→ Task details:
Pick out each line in these entries that contains the string "JSON".

(Records from a collection of figures)
-------------------------

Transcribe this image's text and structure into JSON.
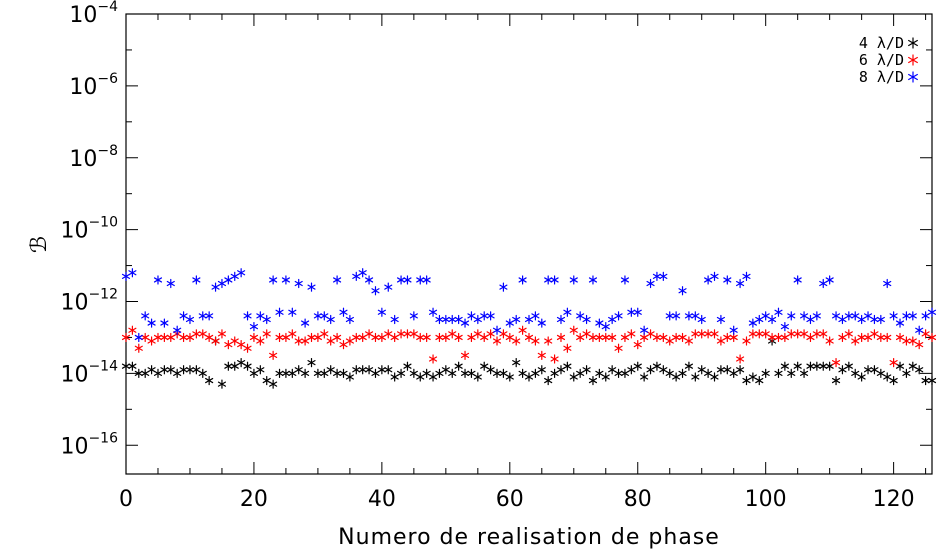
{
  "chart_data": {
    "type": "scatter",
    "xlabel": "Numero de realisation de phase",
    "ylabel": "ℬ",
    "xlim": [
      0,
      126
    ],
    "ylim_exponents": [
      -16.8,
      -4
    ],
    "y_scale": "log",
    "x_ticks": [
      0,
      20,
      40,
      60,
      80,
      100,
      120
    ],
    "y_ticks": [
      {
        "base": "10",
        "exp": "−4"
      },
      {
        "base": "10",
        "exp": "−6"
      },
      {
        "base": "10",
        "exp": "−8"
      },
      {
        "base": "10",
        "exp": "−10"
      },
      {
        "base": "10",
        "exp": "−12"
      },
      {
        "base": "10",
        "exp": "−14"
      },
      {
        "base": "10",
        "exp": "−16"
      }
    ],
    "y_tick_exponents": [
      -4,
      -6,
      -8,
      -10,
      -12,
      -14,
      -16
    ],
    "grid": false,
    "legend_position": "top-right",
    "marker": "asterisk",
    "series": [
      {
        "name": "4 λ/D",
        "color": "#000000",
        "log10_values": [
          -13.8,
          -13.8,
          -14.0,
          -14.0,
          -13.9,
          -14.0,
          -13.9,
          -13.9,
          -14.0,
          -13.9,
          -13.9,
          -13.9,
          -14.0,
          -14.2,
          -13.1,
          -14.3,
          -13.8,
          -13.8,
          -13.7,
          -13.8,
          -14.0,
          -13.9,
          -14.2,
          -14.3,
          -14.0,
          -14.0,
          -14.0,
          -13.9,
          -14.0,
          -13.7,
          -14.0,
          -14.0,
          -13.9,
          -14.0,
          -14.0,
          -14.1,
          -13.9,
          -13.9,
          -13.9,
          -14.0,
          -13.9,
          -13.9,
          -14.1,
          -14.0,
          -13.8,
          -14.0,
          -14.1,
          -14.0,
          -14.1,
          -14.0,
          -13.9,
          -14.0,
          -13.8,
          -14.0,
          -14.0,
          -14.1,
          -13.8,
          -13.9,
          -14.0,
          -14.0,
          -14.1,
          -13.7,
          -14.0,
          -14.1,
          -14.0,
          -13.9,
          -14.2,
          -14.0,
          -13.9,
          -13.8,
          -14.1,
          -14.0,
          -13.9,
          -14.2,
          -14.0,
          -14.1,
          -13.9,
          -14.0,
          -14.0,
          -13.9,
          -13.8,
          -14.1,
          -13.9,
          -13.8,
          -13.9,
          -14.0,
          -14.1,
          -14.0,
          -13.8,
          -14.1,
          -13.9,
          -14.0,
          -14.1,
          -13.9,
          -13.9,
          -14.0,
          -13.9,
          -14.2,
          -14.1,
          -14.2,
          -14.0,
          -13.1,
          -14.0,
          -13.8,
          -14.0,
          -13.8,
          -14.0,
          -13.8,
          -13.8,
          -13.8,
          -13.8,
          -14.2,
          -13.9,
          -13.8,
          -14.0,
          -14.1,
          -13.9,
          -13.9,
          -14.0,
          -14.1,
          -14.2,
          -13.8,
          -14.0,
          -13.8,
          -13.9,
          -14.2,
          -14.2
        ]
      },
      {
        "name": "6 λ/D",
        "color": "#ff0000",
        "log10_values": [
          -13.0,
          -12.8,
          -13.3,
          -13.0,
          -13.1,
          -13.0,
          -13.0,
          -13.0,
          -12.9,
          -13.0,
          -13.0,
          -12.9,
          -12.9,
          -13.0,
          -13.1,
          -12.9,
          -13.2,
          -13.1,
          -13.2,
          -13.3,
          -13.0,
          -13.1,
          -12.9,
          -13.5,
          -13.0,
          -13.0,
          -12.9,
          -13.1,
          -13.1,
          -13.0,
          -13.0,
          -12.9,
          -13.1,
          -13.0,
          -13.2,
          -13.1,
          -13.0,
          -13.0,
          -12.9,
          -13.0,
          -13.0,
          -12.9,
          -13.0,
          -12.9,
          -12.9,
          -12.9,
          -13.0,
          -13.0,
          -13.6,
          -13.0,
          -13.0,
          -12.9,
          -13.0,
          -13.5,
          -13.0,
          -12.9,
          -13.0,
          -12.9,
          -13.1,
          -12.9,
          -13.0,
          -13.1,
          -12.8,
          -13.0,
          -13.1,
          -13.5,
          -13.1,
          -13.6,
          -13.0,
          -13.3,
          -12.8,
          -13.0,
          -12.9,
          -13.0,
          -13.0,
          -13.0,
          -13.0,
          -13.3,
          -13.0,
          -12.9,
          -13.2,
          -13.0,
          -12.9,
          -13.0,
          -13.0,
          -13.1,
          -13.0,
          -13.0,
          -13.1,
          -12.9,
          -12.9,
          -12.9,
          -12.9,
          -13.1,
          -13.0,
          -13.0,
          -13.6,
          -13.1,
          -12.9,
          -12.9,
          -12.9,
          -13.0,
          -13.0,
          -13.0,
          -12.9,
          -12.9,
          -12.9,
          -13.0,
          -12.9,
          -12.9,
          -13.1,
          -13.7,
          -13.0,
          -12.9,
          -13.1,
          -13.0,
          -13.0,
          -12.9,
          -13.0,
          -13.0,
          -13.7,
          -13.0,
          -13.1,
          -13.1,
          -13.2,
          -12.9,
          -13.0
        ]
      },
      {
        "name": "8 λ/D",
        "color": "#0000ff",
        "log10_values": [
          -11.3,
          -11.2,
          -13.0,
          -12.4,
          -12.6,
          -11.4,
          -12.6,
          -11.5,
          -12.8,
          -12.4,
          -12.5,
          -11.4,
          -12.4,
          -12.4,
          -11.6,
          -11.5,
          -11.4,
          -11.3,
          -11.2,
          -12.4,
          -12.7,
          -12.4,
          -12.5,
          -11.4,
          -12.3,
          -11.4,
          -12.3,
          -11.5,
          -12.6,
          -11.6,
          -12.4,
          -12.4,
          -12.5,
          -11.4,
          -12.3,
          -12.5,
          -11.3,
          -11.2,
          -11.4,
          -11.7,
          -12.3,
          -11.6,
          -12.5,
          -11.4,
          -11.4,
          -12.4,
          -11.4,
          -11.4,
          -12.3,
          -12.5,
          -12.5,
          -12.5,
          -12.5,
          -12.6,
          -12.4,
          -12.5,
          -12.4,
          -12.4,
          -12.8,
          -11.6,
          -12.6,
          -12.5,
          -11.4,
          -12.5,
          -12.4,
          -12.6,
          -11.4,
          -11.4,
          -12.5,
          -12.3,
          -11.4,
          -12.4,
          -12.5,
          -11.4,
          -12.6,
          -12.7,
          -12.5,
          -12.4,
          -11.4,
          -12.3,
          -12.3,
          -12.8,
          -11.5,
          -11.3,
          -11.3,
          -12.4,
          -12.4,
          -11.7,
          -12.4,
          -12.4,
          -12.5,
          -11.4,
          -11.3,
          -12.5,
          -11.4,
          -12.8,
          -11.5,
          -11.3,
          -12.6,
          -12.5,
          -12.4,
          -12.5,
          -12.3,
          -12.7,
          -12.4,
          -11.4,
          -12.4,
          -12.5,
          -12.4,
          -11.5,
          -11.4,
          -12.4,
          -12.5,
          -12.4,
          -12.4,
          -12.5,
          -12.4,
          -12.5,
          -12.5,
          -11.5,
          -12.4,
          -12.6,
          -12.4,
          -12.4,
          -12.8,
          -12.4,
          -12.3
        ]
      }
    ]
  }
}
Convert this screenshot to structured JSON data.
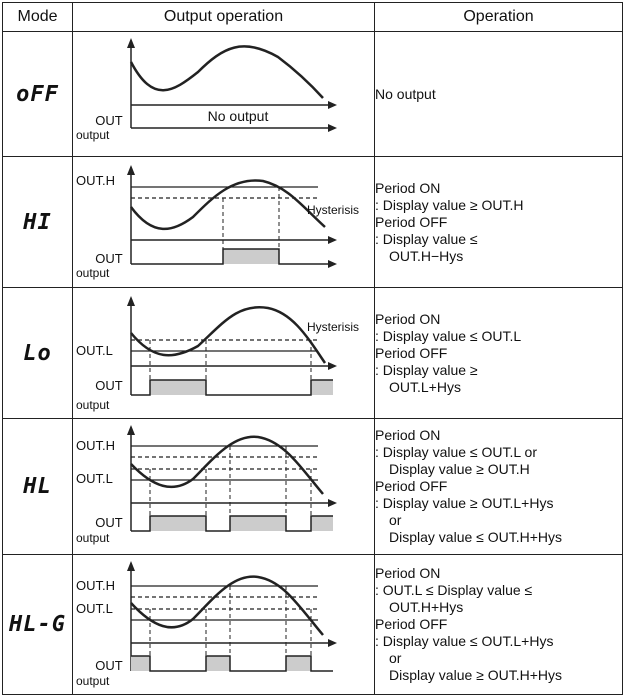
{
  "headers": {
    "mode": "Mode",
    "output": "Output operation",
    "operation": "Operation"
  },
  "labels": {
    "out": "OUT",
    "output": "output",
    "no_output": "No output",
    "out_h": "OUT.H",
    "out_l": "OUT.L",
    "hysteresis": "Hysterisis"
  },
  "rows": [
    {
      "mode": "oFF",
      "lines": [
        "No output"
      ]
    },
    {
      "mode": "HI",
      "lines": [
        "Period ON",
        ": Display value ≥ OUT.H",
        "Period OFF",
        ": Display value ≤",
        "OUT.H−Hys"
      ]
    },
    {
      "mode": "Lo",
      "lines": [
        "Period ON",
        ": Display value ≤ OUT.L",
        "Period OFF",
        ": Display value ≥",
        "OUT.L+Hys"
      ]
    },
    {
      "mode": "HL",
      "lines": [
        "Period ON",
        ": Display value ≤ OUT.L or",
        "Display value ≥ OUT.H",
        "Period OFF",
        ": Display value ≥ OUT.L+Hys",
        "or",
        "Display value ≤ OUT.H+Hys"
      ]
    },
    {
      "mode": "HL-G",
      "lines": [
        "Period ON",
        ": OUT.L ≤ Display value ≤",
        "OUT.H+Hys",
        "Period OFF",
        ": Display value ≤ OUT.L+Hys",
        "or",
        "Display value ≥ OUT.H+Hys"
      ]
    }
  ],
  "colors": {
    "output_fill": "#cccccc",
    "line": "#222222"
  }
}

-------------------------

→ Final result:
Transcribe this image's text and structure into JSON.
Convert this screenshot to structured JSON data.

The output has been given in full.